• [Challenge]
Hunt for the word "reason" across the entries below, copying each line that holds it.

(Dataset records)
* * *

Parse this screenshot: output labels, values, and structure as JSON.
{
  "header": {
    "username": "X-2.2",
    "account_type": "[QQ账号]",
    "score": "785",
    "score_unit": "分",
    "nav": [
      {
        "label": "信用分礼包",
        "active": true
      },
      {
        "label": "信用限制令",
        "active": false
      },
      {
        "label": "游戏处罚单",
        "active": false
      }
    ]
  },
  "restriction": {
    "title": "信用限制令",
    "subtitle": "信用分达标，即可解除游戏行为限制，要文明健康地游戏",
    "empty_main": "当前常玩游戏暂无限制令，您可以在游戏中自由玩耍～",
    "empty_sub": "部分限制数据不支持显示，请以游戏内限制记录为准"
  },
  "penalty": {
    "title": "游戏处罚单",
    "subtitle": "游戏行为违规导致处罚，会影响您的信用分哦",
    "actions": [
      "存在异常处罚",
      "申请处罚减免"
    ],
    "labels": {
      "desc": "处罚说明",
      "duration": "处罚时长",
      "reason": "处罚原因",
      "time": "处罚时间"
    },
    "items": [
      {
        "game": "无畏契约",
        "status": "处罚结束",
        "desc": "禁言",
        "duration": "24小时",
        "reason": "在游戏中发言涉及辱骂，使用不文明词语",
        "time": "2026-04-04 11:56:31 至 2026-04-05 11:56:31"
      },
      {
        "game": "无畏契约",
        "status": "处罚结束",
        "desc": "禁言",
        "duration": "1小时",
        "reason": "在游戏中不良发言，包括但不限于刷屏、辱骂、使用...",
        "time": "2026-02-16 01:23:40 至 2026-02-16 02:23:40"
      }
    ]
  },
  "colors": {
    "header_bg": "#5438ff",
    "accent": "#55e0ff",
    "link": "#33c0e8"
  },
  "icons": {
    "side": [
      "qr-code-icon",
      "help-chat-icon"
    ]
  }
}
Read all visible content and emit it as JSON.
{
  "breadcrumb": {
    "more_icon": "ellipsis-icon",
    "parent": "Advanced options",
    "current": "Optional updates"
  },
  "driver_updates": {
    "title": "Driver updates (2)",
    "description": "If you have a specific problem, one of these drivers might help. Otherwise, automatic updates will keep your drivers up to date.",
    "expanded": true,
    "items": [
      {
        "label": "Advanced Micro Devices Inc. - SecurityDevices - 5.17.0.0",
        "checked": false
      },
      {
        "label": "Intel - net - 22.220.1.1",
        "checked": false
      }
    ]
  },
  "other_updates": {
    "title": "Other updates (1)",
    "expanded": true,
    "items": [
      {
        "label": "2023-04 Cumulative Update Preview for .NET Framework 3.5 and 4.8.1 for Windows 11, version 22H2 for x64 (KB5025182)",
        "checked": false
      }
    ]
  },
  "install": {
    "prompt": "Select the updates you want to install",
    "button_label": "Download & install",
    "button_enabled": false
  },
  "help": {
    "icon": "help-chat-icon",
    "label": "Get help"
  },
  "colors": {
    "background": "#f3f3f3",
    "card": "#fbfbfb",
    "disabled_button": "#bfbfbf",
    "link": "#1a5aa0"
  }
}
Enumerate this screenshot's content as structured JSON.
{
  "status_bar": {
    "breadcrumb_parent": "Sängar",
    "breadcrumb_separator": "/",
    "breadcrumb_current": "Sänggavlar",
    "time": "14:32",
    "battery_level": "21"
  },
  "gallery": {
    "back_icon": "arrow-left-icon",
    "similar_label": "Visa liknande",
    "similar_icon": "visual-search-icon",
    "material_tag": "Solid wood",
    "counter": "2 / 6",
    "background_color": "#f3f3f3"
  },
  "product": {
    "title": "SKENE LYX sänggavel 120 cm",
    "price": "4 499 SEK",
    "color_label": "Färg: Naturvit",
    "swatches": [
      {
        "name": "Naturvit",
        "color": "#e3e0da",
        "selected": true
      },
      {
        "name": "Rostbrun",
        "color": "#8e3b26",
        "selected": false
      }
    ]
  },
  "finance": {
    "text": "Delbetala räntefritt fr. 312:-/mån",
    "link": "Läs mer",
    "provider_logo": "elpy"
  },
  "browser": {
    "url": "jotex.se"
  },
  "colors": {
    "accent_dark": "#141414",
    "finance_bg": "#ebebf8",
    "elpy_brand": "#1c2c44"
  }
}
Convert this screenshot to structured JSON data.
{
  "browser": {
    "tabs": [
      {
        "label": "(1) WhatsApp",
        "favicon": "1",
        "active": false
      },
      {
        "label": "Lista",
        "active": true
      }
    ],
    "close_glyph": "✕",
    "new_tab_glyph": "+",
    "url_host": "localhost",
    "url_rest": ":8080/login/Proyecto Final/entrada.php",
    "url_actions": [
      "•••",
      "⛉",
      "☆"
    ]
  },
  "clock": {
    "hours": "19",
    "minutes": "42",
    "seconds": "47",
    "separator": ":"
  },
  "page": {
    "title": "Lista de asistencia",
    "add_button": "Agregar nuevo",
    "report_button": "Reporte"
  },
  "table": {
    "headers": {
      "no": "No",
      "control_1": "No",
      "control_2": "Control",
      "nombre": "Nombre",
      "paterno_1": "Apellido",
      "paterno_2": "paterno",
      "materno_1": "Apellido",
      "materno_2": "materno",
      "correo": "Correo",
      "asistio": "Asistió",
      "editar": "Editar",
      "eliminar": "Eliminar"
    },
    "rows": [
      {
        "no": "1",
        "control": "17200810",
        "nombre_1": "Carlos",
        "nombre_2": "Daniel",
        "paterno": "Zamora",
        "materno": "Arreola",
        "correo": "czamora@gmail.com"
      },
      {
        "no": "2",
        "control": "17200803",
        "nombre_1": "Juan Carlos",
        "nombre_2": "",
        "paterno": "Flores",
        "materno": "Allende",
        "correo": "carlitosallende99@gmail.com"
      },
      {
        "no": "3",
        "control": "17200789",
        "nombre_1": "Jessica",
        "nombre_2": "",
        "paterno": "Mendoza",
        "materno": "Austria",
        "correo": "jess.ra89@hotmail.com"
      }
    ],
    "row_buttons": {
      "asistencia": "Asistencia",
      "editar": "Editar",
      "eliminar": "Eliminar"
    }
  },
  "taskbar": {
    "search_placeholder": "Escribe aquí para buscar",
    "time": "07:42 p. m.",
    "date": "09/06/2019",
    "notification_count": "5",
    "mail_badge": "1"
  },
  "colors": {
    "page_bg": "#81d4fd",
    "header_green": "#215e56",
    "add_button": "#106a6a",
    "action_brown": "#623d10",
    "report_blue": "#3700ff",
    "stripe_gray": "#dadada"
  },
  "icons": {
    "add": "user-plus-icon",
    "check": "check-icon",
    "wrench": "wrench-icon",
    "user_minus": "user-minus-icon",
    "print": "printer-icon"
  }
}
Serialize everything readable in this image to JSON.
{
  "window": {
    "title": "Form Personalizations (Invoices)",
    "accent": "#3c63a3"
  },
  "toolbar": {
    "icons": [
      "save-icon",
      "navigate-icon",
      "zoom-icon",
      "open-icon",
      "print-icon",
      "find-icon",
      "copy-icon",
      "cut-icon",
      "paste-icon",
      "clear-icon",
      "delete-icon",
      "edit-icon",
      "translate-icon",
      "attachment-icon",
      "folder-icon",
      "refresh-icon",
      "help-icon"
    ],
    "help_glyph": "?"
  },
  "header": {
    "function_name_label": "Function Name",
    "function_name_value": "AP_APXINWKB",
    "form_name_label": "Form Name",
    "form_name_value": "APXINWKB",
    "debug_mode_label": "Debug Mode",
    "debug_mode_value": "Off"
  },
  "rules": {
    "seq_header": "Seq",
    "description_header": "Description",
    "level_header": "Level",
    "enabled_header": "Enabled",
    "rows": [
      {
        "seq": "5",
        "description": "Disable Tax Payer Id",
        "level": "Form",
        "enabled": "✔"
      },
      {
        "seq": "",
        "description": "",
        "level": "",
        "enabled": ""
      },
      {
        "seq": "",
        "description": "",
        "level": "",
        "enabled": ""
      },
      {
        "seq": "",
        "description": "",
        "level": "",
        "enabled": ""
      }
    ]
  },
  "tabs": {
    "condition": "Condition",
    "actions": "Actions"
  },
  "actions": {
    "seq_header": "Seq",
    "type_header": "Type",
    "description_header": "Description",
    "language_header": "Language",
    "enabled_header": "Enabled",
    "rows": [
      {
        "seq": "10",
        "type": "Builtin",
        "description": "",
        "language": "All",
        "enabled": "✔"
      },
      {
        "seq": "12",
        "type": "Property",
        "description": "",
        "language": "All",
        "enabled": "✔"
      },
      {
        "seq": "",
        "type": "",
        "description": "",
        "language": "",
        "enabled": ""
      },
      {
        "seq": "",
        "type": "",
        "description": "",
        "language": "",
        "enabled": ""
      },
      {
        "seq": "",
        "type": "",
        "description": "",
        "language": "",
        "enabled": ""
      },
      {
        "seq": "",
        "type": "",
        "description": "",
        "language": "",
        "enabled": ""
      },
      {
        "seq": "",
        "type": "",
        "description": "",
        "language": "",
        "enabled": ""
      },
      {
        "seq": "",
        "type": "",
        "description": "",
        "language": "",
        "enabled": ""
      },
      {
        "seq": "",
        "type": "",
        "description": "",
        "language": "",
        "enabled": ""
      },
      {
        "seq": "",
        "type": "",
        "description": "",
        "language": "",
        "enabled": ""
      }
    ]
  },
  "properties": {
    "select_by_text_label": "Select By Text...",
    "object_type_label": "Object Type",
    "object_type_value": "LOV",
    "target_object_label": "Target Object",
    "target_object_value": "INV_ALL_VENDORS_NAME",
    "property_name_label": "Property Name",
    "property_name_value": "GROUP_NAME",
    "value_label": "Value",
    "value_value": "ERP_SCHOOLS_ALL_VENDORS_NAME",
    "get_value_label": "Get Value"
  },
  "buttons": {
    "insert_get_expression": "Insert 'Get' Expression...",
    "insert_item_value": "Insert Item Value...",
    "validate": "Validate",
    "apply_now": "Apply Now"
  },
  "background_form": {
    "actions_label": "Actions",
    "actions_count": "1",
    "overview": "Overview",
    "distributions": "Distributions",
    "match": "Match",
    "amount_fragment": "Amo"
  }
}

* * *

• [Answer to the task]
      "reason": "处罚原因",
        "reason": "在游戏中发言涉及辱骂，使用不文明词语",
        "reason": "在游戏中不良发言，包括但不限于刷屏、辱骂、使用...",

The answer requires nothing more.